SUPPLIED MATERIAL

[BEGIN]

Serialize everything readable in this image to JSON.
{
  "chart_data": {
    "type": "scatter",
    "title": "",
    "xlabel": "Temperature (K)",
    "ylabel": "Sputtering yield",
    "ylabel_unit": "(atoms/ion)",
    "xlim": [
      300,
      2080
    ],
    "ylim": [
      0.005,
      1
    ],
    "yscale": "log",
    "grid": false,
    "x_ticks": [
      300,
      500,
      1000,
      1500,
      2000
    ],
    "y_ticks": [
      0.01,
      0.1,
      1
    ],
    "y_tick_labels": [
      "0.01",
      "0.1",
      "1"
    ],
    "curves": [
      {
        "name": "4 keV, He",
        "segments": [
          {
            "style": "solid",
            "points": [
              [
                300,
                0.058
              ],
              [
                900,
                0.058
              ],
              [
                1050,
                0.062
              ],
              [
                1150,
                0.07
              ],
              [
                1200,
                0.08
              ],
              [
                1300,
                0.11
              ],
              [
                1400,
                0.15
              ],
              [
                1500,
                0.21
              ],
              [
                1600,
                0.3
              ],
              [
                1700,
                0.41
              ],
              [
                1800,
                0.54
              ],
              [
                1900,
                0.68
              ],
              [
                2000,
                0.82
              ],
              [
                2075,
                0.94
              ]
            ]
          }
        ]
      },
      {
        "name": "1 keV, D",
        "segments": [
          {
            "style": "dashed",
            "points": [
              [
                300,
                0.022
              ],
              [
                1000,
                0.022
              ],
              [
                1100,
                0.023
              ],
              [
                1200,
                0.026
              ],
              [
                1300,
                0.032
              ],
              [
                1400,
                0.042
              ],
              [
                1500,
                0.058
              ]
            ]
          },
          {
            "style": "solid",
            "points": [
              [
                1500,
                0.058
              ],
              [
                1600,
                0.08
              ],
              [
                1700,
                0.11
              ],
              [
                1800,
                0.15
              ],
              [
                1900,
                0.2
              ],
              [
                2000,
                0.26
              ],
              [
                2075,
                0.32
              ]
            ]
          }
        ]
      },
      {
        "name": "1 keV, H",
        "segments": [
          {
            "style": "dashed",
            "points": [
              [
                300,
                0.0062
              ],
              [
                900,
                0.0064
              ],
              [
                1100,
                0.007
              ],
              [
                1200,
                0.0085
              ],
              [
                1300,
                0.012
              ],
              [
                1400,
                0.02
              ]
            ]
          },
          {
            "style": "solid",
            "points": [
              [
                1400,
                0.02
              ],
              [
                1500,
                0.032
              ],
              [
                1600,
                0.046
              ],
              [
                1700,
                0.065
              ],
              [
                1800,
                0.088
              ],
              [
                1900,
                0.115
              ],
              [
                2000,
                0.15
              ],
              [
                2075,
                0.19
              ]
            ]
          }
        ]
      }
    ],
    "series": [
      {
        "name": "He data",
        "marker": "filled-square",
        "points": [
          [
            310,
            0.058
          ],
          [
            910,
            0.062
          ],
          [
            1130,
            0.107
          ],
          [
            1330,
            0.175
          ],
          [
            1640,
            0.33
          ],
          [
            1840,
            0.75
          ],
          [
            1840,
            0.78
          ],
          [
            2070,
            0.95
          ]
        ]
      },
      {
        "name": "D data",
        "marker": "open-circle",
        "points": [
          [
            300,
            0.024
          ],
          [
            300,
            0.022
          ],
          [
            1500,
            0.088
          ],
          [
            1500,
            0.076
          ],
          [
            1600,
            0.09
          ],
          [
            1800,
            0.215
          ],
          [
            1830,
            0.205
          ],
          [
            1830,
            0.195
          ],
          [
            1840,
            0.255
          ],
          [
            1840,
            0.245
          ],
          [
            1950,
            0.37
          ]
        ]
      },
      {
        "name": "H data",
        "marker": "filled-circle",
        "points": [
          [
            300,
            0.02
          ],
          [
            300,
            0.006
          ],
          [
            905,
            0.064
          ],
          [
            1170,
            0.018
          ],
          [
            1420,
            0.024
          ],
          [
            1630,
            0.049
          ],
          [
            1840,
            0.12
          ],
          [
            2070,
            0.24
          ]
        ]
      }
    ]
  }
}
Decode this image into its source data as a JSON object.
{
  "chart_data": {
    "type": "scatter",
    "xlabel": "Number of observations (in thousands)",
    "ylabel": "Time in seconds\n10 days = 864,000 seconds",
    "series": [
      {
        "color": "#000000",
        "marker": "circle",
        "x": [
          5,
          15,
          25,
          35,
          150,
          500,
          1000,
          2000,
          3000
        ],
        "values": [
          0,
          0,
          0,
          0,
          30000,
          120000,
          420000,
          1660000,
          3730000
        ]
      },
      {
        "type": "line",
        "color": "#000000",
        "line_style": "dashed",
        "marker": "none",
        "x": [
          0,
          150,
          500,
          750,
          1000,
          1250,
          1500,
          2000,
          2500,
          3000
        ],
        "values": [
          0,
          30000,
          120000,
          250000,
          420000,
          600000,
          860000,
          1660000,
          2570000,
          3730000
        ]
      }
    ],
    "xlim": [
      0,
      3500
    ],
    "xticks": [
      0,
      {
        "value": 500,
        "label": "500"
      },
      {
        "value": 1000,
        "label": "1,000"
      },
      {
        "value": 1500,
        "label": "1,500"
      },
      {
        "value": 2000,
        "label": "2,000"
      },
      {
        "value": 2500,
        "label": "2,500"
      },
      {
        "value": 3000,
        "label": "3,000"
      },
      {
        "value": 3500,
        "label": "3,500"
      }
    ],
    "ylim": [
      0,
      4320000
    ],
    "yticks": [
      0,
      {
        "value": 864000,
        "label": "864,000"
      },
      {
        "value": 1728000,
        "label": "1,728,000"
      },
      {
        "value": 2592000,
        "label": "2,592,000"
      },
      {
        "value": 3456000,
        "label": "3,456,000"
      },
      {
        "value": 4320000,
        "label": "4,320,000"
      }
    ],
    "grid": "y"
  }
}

[END]

WHAT YOU WILL DO
Tally up the lines holding the word "circle" in the data above, and answer with that figure only.

THE SOLUTION
3